**SET PROBLEM**
Transcribe the material exactly. Images do not belong in the copy.

**INPUT ROWS**
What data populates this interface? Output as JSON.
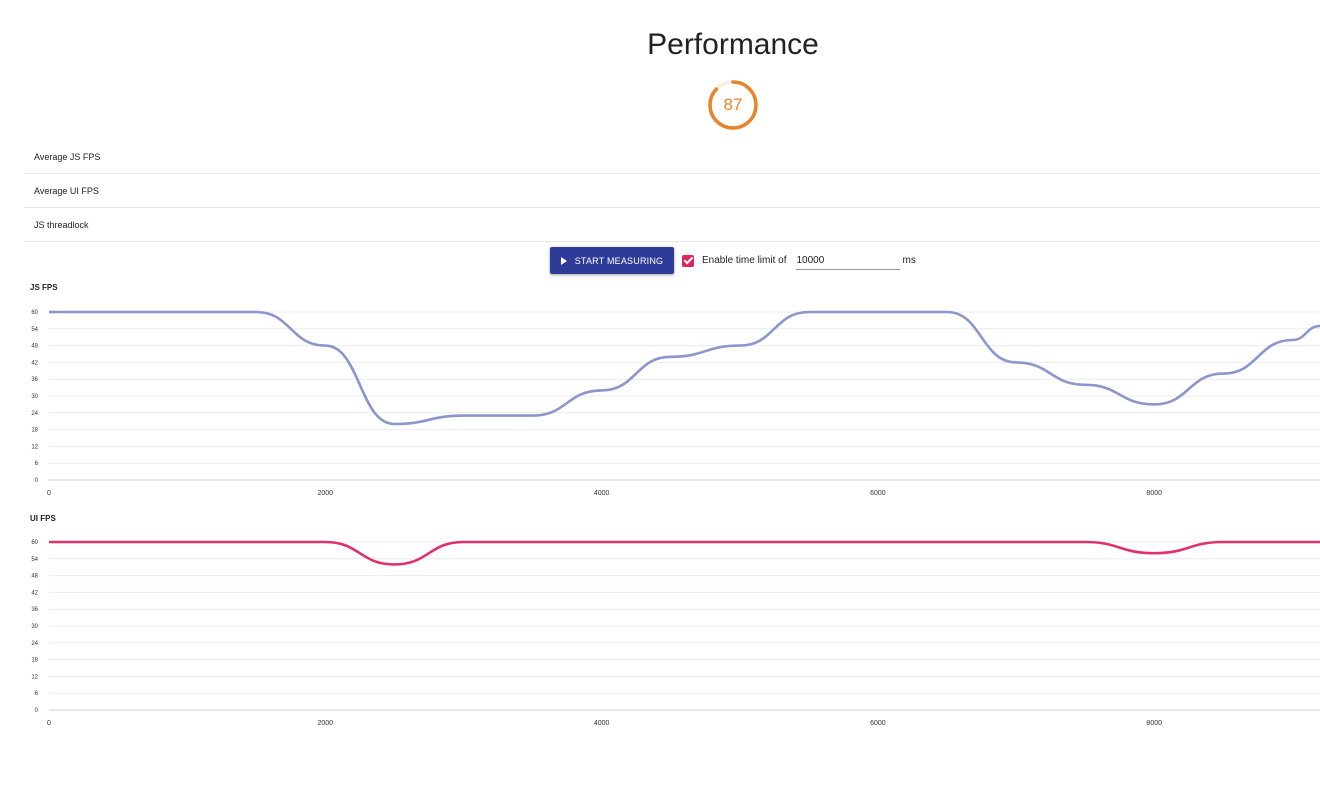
{
  "page": {
    "title": "Performance",
    "score": "87",
    "score_value": 87,
    "score_color": "#e8852a"
  },
  "metrics": [
    {
      "label": "Average JS FPS"
    },
    {
      "label": "Average UI FPS"
    },
    {
      "label": "JS threadlock"
    }
  ],
  "controls": {
    "start_label": "START MEASURING",
    "checkbox_checked": true,
    "checkbox_label": "Enable time limit of",
    "limit_value": "10000",
    "unit": "ms",
    "accent": "#2f3b99",
    "checkbox_color": "#e0245e"
  },
  "chart_data": [
    {
      "type": "line",
      "title": "JS FPS",
      "color": "#8b96cc",
      "xlim": [
        0,
        9200
      ],
      "ylim": [
        0,
        60
      ],
      "yticks": [
        0,
        6,
        12,
        18,
        24,
        30,
        36,
        42,
        48,
        54,
        60
      ],
      "xticks": [
        0,
        2000,
        4000,
        6000,
        8000
      ],
      "x": [
        0,
        1500,
        2000,
        2500,
        3000,
        3500,
        4000,
        4500,
        5000,
        5500,
        6000,
        6500,
        7000,
        7500,
        8000,
        8500,
        9000,
        9200
      ],
      "y": [
        60,
        60,
        48,
        20,
        23,
        23,
        32,
        44,
        48,
        60,
        60,
        60,
        42,
        34,
        27,
        38,
        50,
        55
      ]
    },
    {
      "type": "line",
      "title": "UI FPS",
      "color": "#e0306e",
      "xlim": [
        0,
        9200
      ],
      "ylim": [
        0,
        60
      ],
      "yticks": [
        0,
        6,
        12,
        18,
        24,
        30,
        36,
        42,
        48,
        54,
        60
      ],
      "xticks": [
        0,
        2000,
        4000,
        6000,
        8000
      ],
      "x": [
        0,
        1500,
        2000,
        2500,
        3000,
        3500,
        4000,
        4500,
        5000,
        5500,
        6000,
        6500,
        7000,
        7500,
        8000,
        8500,
        9000,
        9200
      ],
      "y": [
        60,
        60,
        60,
        52,
        60,
        60,
        60,
        60,
        60,
        60,
        60,
        60,
        60,
        60,
        56,
        60,
        60,
        60
      ]
    }
  ]
}
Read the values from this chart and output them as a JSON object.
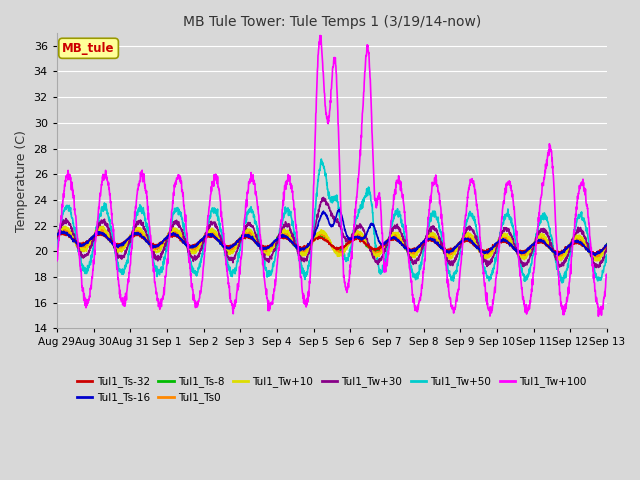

**RESULT OF THE TASK**
What data populates this interface? Output as JSON.
{
  "page": {
    "title": "Performance",
    "score": "87",
    "score_value": 87,
    "score_color": "#e8852a"
  },
  "metrics": [
    {
      "label": "Average JS FPS"
    },
    {
      "label": "Average UI FPS"
    },
    {
      "label": "JS threadlock"
    }
  ],
  "controls": {
    "start_label": "START MEASURING",
    "checkbox_checked": true,
    "checkbox_label": "Enable time limit of",
    "limit_value": "10000",
    "unit": "ms",
    "accent": "#2f3b99",
    "checkbox_color": "#e0245e"
  },
  "chart_data": [
    {
      "type": "line",
      "title": "JS FPS",
      "color": "#8b96cc",
      "xlim": [
        0,
        9200
      ],
      "ylim": [
        0,
        60
      ],
      "yticks": [
        0,
        6,
        12,
        18,
        24,
        30,
        36,
        42,
        48,
        54,
        60
      ],
      "xticks": [
        0,
        2000,
        4000,
        6000,
        8000
      ],
      "x": [
        0,
        1500,
        2000,
        2500,
        3000,
        3500,
        4000,
        4500,
        5000,
        5500,
        6000,
        6500,
        7000,
        7500,
        8000,
        8500,
        9000,
        9200
      ],
      "y": [
        60,
        60,
        48,
        20,
        23,
        23,
        32,
        44,
        48,
        60,
        60,
        60,
        42,
        34,
        27,
        38,
        50,
        55
      ]
    },
    {
      "type": "line",
      "title": "UI FPS",
      "color": "#e0306e",
      "xlim": [
        0,
        9200
      ],
      "ylim": [
        0,
        60
      ],
      "yticks": [
        0,
        6,
        12,
        18,
        24,
        30,
        36,
        42,
        48,
        54,
        60
      ],
      "xticks": [
        0,
        2000,
        4000,
        6000,
        8000
      ],
      "x": [
        0,
        1500,
        2000,
        2500,
        3000,
        3500,
        4000,
        4500,
        5000,
        5500,
        6000,
        6500,
        7000,
        7500,
        8000,
        8500,
        9000,
        9200
      ],
      "y": [
        60,
        60,
        60,
        52,
        60,
        60,
        60,
        60,
        60,
        60,
        60,
        60,
        60,
        60,
        56,
        60,
        60,
        60
      ]
    }
  ]
}
Read the values from this chart and output them as a JSON object.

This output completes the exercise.